**Trecho fornecido**
╭──
Por Fabrice Hadjadj
A genealogia de Cristo manifesta
ainda melhor o quanto os mais sombrios dramas sexuais podem ser convertidos em
nascimento virgem. Os monges cantam-na na aurora, nas matinas de Natal, num tom
gregoriano cujo som traz certas reminiscências de sinagoga. Ainda essa fantástica
inspeção da carne, essa longa litania de nomes próprios ligados uns aos outros
por um “autem genuit: Abraham genuit
Isaac. Isaac autem genuit Jacob. Jacob autem genuit Judam et fratres ejus.,
Judas autem ...”, esse encadeamento de três vezes catorze gerações, quando
o ouço, me abala a ponto de eu chorar. Mais que qualquer ensinamento moral.
Mais, até, que muitas parábolas. Porque aí está o tangível da história, aquela
que passa pelos sexos, aquela que precisou de patriarcas e de matriarcas: não
certa doutrina universal, com conceitos acima do tempo, mas este aqui e aquela
ali, Josafá, Roboão, Zorobabel, com suas digníssimas esposas, toda uma cadeia
de amor e de gestação que leva ao lar de José, onde o Verbo se encarnou.
Nessa genealogia em que são
listados os pais, são mencionadas algumas mulheres, muito raras e, portanto,
muito bem escolhidas. São as que precedem a Santa Virgem. Esperaríamos modelos
de virtude: no mínimo, Sara, Rebeca, Raquel. Só encontramos figuras do vício.
Na sucessão de homens, em que se misturam tantos idólatras, cada mulher
assinalada é uma irregular, como se a imaculada concepção fosse o coroamento de
uma sequência de máculas: “É preciso admitir que a linhagem carnal de Jesus é
assustadora. Poucos homens, outros homens, tiveram talvez tantos ancestrais
criminosos, e tão criminosos. Particular e carnalmente criminosos. É em parte
isso que dá ao mistério da Encarnação todo o seu valor, toda a sua profundidade
...”.58
A primeira a ser nomeada
pelo evangelista folgazão é Tamar. Ela é primeiro mulher daquele Er que,
durante o ato sexual, fez algo que desagradou a Deus, tão perverso que foi fulminado
onde estava. Depois, ela se casa com seu irmão Onã, que lançou sua semente por
terra, e foi acometido por mais uma apoplexia. A jovem viúva não tem filhos, e
Judá tem medo de lhe dar seu terceiro filho. Ela então se disfarça de
prostituta, coloca-se na entrada de Enaim e atrai o sogro, que não a reconhece
atrás do véu. Depois de algum tempo, sabendo que ela engravidou após ter-se prostituído,
ele quer queimá-la viva. Porém, ela lhe dá a entender que é o pai, que foi ele o
cliente. Judá então a reconhece: “Ela é mais
justa do que eu, porquanto não lhe dei meu filho Sela” (Gênesis 38,26). Nascerão
gêmeos, dos quais Farés, a “brecha”, prolonga a linhagem messiânica.
╰──
**Registros fornecidos**
╭──
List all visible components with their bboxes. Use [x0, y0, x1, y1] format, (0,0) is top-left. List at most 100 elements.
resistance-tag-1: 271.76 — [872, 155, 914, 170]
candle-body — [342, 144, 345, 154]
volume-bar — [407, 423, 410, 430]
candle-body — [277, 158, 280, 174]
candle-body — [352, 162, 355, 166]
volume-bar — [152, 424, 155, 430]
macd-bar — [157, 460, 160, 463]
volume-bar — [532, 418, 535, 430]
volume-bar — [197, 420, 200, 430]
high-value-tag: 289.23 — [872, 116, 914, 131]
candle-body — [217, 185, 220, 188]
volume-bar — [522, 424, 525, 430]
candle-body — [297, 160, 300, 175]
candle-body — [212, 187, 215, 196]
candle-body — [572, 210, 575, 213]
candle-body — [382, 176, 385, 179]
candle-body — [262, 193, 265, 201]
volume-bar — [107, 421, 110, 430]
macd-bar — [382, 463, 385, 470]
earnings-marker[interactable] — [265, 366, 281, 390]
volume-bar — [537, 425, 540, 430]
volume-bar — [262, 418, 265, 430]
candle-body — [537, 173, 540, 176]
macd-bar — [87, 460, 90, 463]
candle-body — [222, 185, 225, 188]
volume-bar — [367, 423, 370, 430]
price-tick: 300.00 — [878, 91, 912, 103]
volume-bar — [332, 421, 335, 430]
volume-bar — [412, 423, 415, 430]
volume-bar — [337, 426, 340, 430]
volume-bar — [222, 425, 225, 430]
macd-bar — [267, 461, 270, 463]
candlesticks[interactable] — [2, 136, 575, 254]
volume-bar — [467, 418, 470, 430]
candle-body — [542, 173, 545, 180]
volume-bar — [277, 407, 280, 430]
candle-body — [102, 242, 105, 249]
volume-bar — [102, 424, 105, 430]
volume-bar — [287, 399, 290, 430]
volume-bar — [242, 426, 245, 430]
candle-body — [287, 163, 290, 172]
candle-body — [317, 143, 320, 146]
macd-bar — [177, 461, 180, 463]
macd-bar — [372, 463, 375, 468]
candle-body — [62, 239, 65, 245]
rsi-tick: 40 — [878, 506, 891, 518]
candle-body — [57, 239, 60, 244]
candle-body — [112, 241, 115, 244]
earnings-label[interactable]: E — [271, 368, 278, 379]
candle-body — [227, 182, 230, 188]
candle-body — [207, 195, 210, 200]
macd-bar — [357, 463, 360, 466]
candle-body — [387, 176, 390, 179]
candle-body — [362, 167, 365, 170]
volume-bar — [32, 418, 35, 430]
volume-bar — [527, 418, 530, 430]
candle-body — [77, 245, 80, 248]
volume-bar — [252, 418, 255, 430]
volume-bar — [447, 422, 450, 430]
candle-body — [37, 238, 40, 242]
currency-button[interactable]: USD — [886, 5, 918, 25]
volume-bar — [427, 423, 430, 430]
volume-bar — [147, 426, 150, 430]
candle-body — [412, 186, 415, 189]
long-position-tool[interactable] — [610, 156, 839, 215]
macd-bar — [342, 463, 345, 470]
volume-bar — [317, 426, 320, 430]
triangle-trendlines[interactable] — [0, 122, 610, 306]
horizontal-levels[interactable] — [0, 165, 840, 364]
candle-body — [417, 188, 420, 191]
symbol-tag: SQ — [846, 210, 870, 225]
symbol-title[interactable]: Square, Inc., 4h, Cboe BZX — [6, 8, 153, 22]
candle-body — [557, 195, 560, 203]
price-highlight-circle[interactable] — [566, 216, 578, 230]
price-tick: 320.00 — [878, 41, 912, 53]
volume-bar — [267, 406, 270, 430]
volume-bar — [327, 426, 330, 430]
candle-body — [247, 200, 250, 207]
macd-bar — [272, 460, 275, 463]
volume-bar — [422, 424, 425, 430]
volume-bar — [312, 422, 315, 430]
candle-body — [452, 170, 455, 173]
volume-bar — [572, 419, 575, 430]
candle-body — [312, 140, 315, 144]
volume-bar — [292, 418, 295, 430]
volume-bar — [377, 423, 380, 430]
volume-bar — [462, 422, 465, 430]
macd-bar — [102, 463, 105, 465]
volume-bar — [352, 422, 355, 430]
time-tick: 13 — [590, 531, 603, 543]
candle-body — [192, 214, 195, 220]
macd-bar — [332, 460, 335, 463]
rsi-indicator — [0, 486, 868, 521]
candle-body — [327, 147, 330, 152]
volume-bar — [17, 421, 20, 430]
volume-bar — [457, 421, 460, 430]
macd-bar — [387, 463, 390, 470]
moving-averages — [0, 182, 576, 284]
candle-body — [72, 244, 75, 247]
╰──
**Objetivo 1**
Responda com base no trecho sobre a genealogia de Cristo:
(a) Em que momento os monges cantam a genealogia?
(b) Quantas gerações formam o encadeamento citado?
(c) Em que lugar Tamar se coloca depois de se disfarçar de prostituta?
**Objetivo 2**
Mude o trecho sobre a genealogia de Cristo desde "Nessa genealogia em" até "figuras do vício.", inclusive, pondo "santidade" no lugar de "virtude".
**Objetivo 3**
Leve adiante o texto sobre a genealogia de Cristo, começando logo depois da última frase, que fala de Farés.
Os registros são um material à parte do trecho.

**Resposta 1**
(a) Na aurora, nas matinas de Natal.
(b) Três vezes catorze gerações.
(c) Na entrada de Enaim.

**Resposta 2**
Nessa genealogia em que são
listados os pais, são mencionadas algumas mulheres, muito raras e, portanto,
muito bem escolhidas. São as que precedem a Santa Virgem. Esperaríamos modelos
de santidade: no mínimo, Sara, Rebeca, Raquel. Só encontramos figuras do vício.

**Resposta 3**
Segunda mulher: Raab de Jericó,
a puta de grande coração. Foi ela quem escondeu os batedores dos hebreus para protegê-los
contra seu povo. Depois, quando Jericó for anatematizado, só ela e sua casa se salvarão,
mas ela verá todos os seus clientes e todos os seus concidadãos exterminados, casando-se
então com um de seus carrascos. Terceira mulher: Rute, a estrangeira, a moabita
(raça descendente do incesto de Ló com sua filha mais velha). Recordamos que os
hebreus, no deserto, perverteram-se com as filhas de Moab. Essa menina, a serviço
de Noemi, sua sogra, acabara se casando com Booz, o famoso adormecido. Prova de
que a estrangeira de raça maldita pode ser uma bênção. Quarta mulher: é chamada
de “a mulher de Urias”, mas seu laço é com outro. Com esse viés, Mateus ressalta
o adultério cometido por Davi e Betsabeia, adultério seguido de assassinato desse
que é ao mesmo tempo o esposo desta e soldado dedicado daquele. O rei Davi é assim
mencionado não em seu esplendor, mas na maior treva de seu reino, aquela graças
à qual “a espada não se apartará mais da tua
casa” (2Samuel 12,10). Assim, recapitulando: um incesto, uma prostituição,
um casamento desigual, um adultério temperado por assassinato. Essas são as uniões
apontadas por essa genealogia, as quais vão dar nas castíssimas núpcias de Maria
e José.
É esse o estado civil da Redenção.
Não há outra matriz para dramática moral esboçada anteriormente. Ela não diz que
o pecado é bom, mas que, de um ponto de vista superior, que não pode ser o daquele
que se propõe a uma ação má, “o pecado também serve”.59 Especialmente
o pecado da carne, que fere com o desejo e que pode retirar o pecado mais grave,
o do espírito. Nos corações mais duros, ele faz entrar o outro, o irredutível. Cada
mulher irregular vem quebrar um orgulho: com Tamar, é o orgulho do moralismo (a
mãe escolhida tem um filho de uma relação ilícita); com Raab, o orgulho da vitória
(ela faz parte dos vencidos); com Rute, o orgulho da nação eleita (ela é de outra
raça); com Betsabeia, o orgulho da soberania, seja a do rei, a do profeta, ou a
do poeta (ela tira do trono o senhor salmista). Assim se revela nossa miséria, e
essa miséria, para nossa maior alegria, pode ser o trono de uma misericórdia.
A união de um homem e uma mulher
toca os três sinais. O drama pode começar. Dessa fonte primeira, por geração, outros
dramas virão, ora mais luminosos, ora mais sombrios. Cada nascimento reabre a história
do mundo e, em sua inocência, carrega o resíduo de todas as faltas anteriores. Ela
se torna sua continuação pesada. Porém, é também a remissão possível. A filha do
incesto e do parricídio se levanta para recordar “as leis inquebrantáveis dos deuses”.
A longa noite de errância cai e, por cair, sempre cada vez mais baixa, sempre mais
sombria, à meia-noite se choca com a manjedoura de Belém.
NOTAS:
58 – Charles Péguy,
Victor-Marie, Comte Hugo. ln: CEuvres Completes en Prose. Gallimard, 1992, t.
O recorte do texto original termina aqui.